» REQUEST 1: In the pcap-ng TODO post, swap "implicit" for "obvious" and reproduce the part that opens with the words containing "That's somewhat implicit" and closes with "options after it.".
» REQUEST 2: According to the pcap-ng TODO post, who wrote the quoted message that Guy Harris replies to?
» REQUEST 3: List every option that the suggestions quoted in the pcap-ng TODO post mark as "multiple".

» SUPPLIED TEXT:
==============================
[pcap-ng-format] TODO in pcap-ng specifications

Guy Harris guy at alum.mit.edu
Tue Jul 24 19:45:37 PDT 2012


On Jul 24, 2012, at 6:49 AM, Jasper Bongertz wrote:

> I've just spent a little time in the specs and searched for all TODOs to
> see what can be done about them. I have created a text document with my
> thoughts, and maybe some of you can take a look at it and we can start a
> discussion about it to get things going.

	...

> Text: "TODO: mention for each option, if it can/shouldn't appear more than one time. The option list is terminated by a Option which uses the special 'End of Option' code (opt_endofopt)."
> 
> Options appearing more than once make the file parsing process more difficult since you can't assume that there will be only one value (or none at all) for each option, but on the other hand it gives greater flexibility, e.g. to store multiple comments in case a file was processed etc. This may be a way to get around adding more option fields each time someone needs to store additional information by just adding them. 
> A problem might be that we will have to force writing options in the same order as they were read to prevent something like sequential comments getting out of order after writing the file again.
> 
> The TODO asks for each option if they can appear multiple times, so here are my suggestions:
> 
> opt_endofopt			only once, if at all

That's somewhat implicit - if opt_endofopt is the end of the options, there are no options after it, which means there are no opt_endofopt options after it.

> opt_comment			multiple

Yes.

> shb_hardware			multiple  
> shb_os				multiple
> shb_userappl			multiple

That would require some way of determining, for instance of one of those options, which instances of the other options go along with it, if any.  If the capture program only supplied shb_hardware and shb_os, and the first program that processed the file after that only supplied shb_userappl, a naive program might think that was the application that captured the trace.  (Either that, or we should mandate that if any of those are present all should be present, but it might be tricky to get some of them on some platforms; I guess we could say "a zero-length string is OK, and it means "I have no clue"".)

> if_name				once

> if_description			once

Yes.

> if_IPv4addr			multiple
> if_IPv6addr			multiple

Yes - the spec explicitly says so, as per my mail to Anders.
==============================
» DATA:
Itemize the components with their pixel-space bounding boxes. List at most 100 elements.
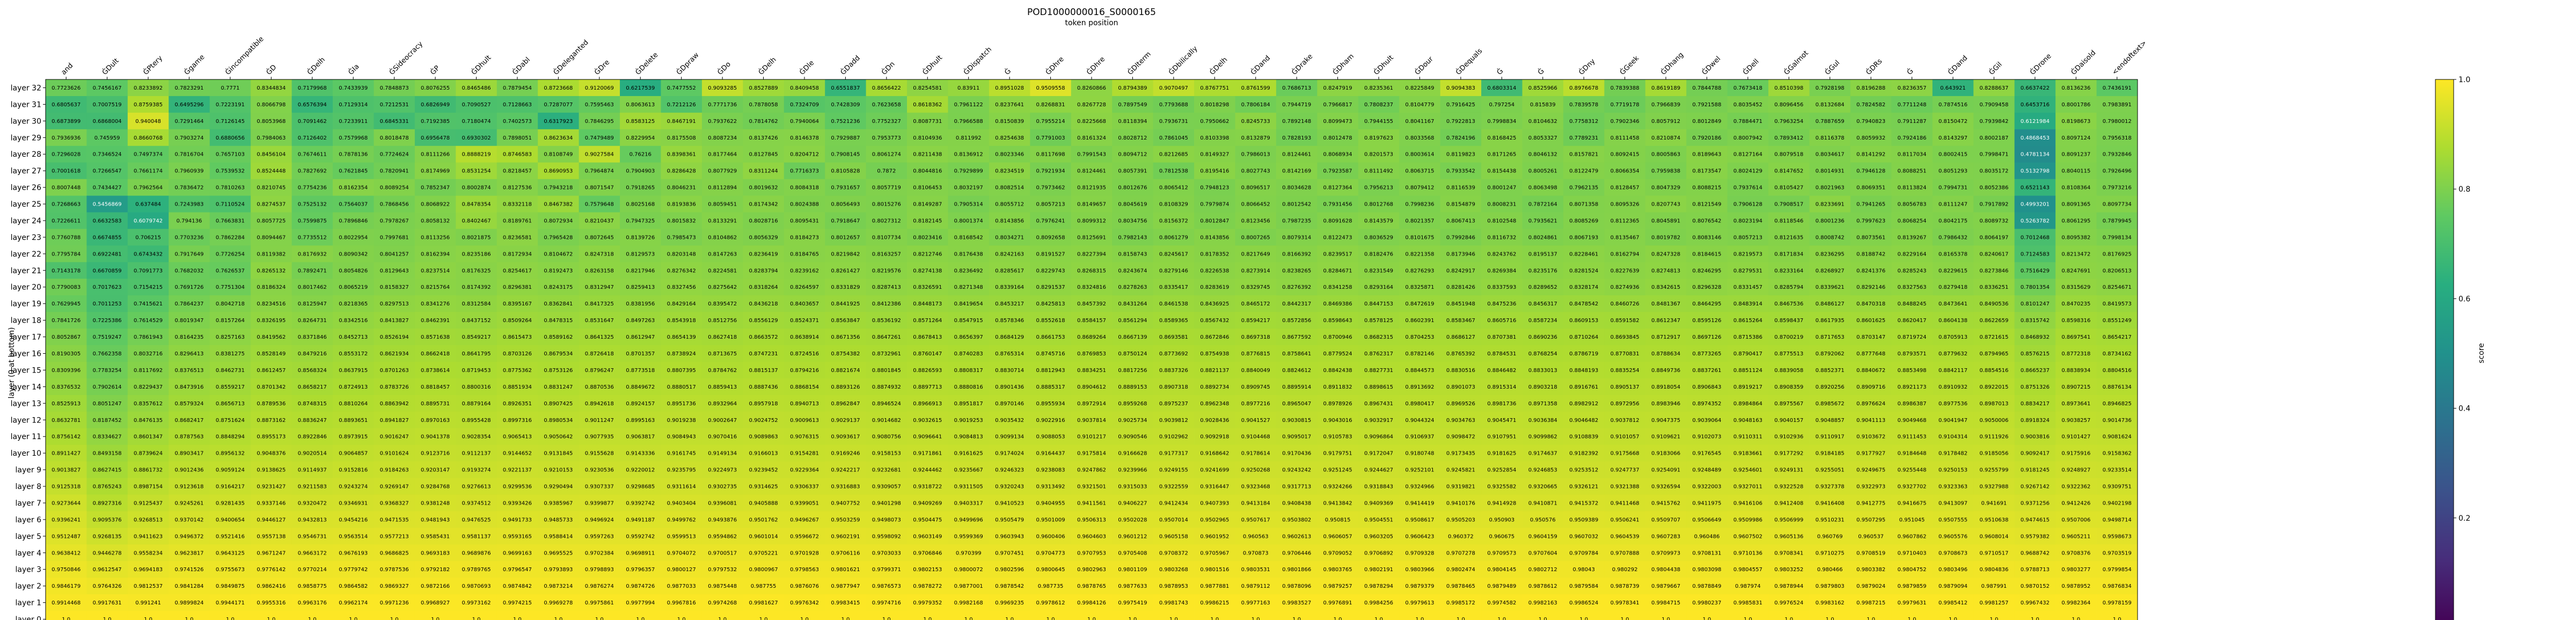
==============================
» TASK ANSWER 1:
That's somewhat obvious - if opt_endofopt is the end of the options, there are no options after it, which means there are no opt_endofopt options after it.

» TASK ANSWER 2: Jasper Bongertz

» TASK ANSWER 3: opt_comment, shb_hardware, shb_os, shb_userappl, if_IPv4addr, if_IPv6addr